* START Data for processing *

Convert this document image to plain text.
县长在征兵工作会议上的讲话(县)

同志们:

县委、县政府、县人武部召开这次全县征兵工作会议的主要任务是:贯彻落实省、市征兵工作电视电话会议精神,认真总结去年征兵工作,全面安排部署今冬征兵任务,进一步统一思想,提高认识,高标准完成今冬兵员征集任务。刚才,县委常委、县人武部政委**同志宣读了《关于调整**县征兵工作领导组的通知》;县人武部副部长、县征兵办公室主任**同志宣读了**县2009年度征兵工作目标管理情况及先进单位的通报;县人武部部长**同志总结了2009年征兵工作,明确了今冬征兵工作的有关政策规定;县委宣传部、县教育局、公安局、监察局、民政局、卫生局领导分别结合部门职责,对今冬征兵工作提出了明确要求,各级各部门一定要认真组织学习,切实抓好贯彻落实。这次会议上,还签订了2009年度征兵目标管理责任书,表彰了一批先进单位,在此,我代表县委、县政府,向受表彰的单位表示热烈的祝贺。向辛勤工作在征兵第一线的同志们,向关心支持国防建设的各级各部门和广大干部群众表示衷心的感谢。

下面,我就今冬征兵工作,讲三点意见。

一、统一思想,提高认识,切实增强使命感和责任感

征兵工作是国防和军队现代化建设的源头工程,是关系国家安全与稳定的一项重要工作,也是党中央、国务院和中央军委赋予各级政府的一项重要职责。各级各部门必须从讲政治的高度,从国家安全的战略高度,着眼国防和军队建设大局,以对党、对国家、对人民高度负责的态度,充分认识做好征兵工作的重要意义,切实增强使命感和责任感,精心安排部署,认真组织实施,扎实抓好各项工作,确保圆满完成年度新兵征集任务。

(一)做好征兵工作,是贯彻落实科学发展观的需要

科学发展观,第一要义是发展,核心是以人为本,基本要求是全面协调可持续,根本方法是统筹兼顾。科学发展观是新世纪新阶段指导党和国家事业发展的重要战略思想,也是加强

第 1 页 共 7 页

* END Data for processing *

(Task brief)
All of the data needs to be reproduced exactly, with no line missing.

(Final result)
Convert this document image to plain text.
县长在征兵工作会议上的讲话(县)

同志们:

县委、县政府、县人武部召开这次全县征兵工作会议的主要任务是:贯彻落实省、市征兵工作电视电话会议精神,认真总结去年征兵工作,全面安排部署今冬征兵任务,进一步统一思想,提高认识,高标准完成今冬兵员征集任务。刚才,县委常委、县人武部政委**同志宣读了《关于调整**县征兵工作领导组的通知》;县人武部副部长、县征兵办公室主任**同志宣读了**县2009年度征兵工作目标管理情况及先进单位的通报;县人武部部长**同志总结了2009年征兵工作,明确了今冬征兵工作的有关政策规定;县委宣传部、县教育局、公安局、监察局、民政局、卫生局领导分别结合部门职责,对今冬征兵工作提出了明确要求,各级各部门一定要认真组织学习,切实抓好贯彻落实。这次会议上,还签订了2009年度征兵目标管理责任书,表彰了一批先进单位,在此,我代表县委、县政府,向受表彰的单位表示热烈的祝贺。向辛勤工作在征兵第一线的同志们,向关心支持国防建设的各级各部门和广大干部群众表示衷心的感谢。

下面,我就今冬征兵工作,讲三点意见。

一、统一思想,提高认识,切实增强使命感和责任感

征兵工作是国防和军队现代化建设的源头工程,是关系国家安全与稳定的一项重要工作,也是党中央、国务院和中央军委赋予各级政府的一项重要职责。各级各部门必须从讲政治的高度,从国家安全的战略高度,着眼国防和军队建设大局,以对党、对国家、对人民高度负责的态度,充分认识做好征兵工作的重要意义,切实增强使命感和责任感,精心安排部署,认真组织实施,扎实抓好各项工作,确保圆满完成年度新兵征集任务。

(一)做好征兵工作,是贯彻落实科学发展观的需要

科学发展观,第一要义是发展,核心是以人为本,基本要求是全面协调可持续,根本方法是统筹兼顾。科学发展观是新世纪新阶段指导党和国家事业发展的重要战略思想,也是加强

第 1 页 共 7 页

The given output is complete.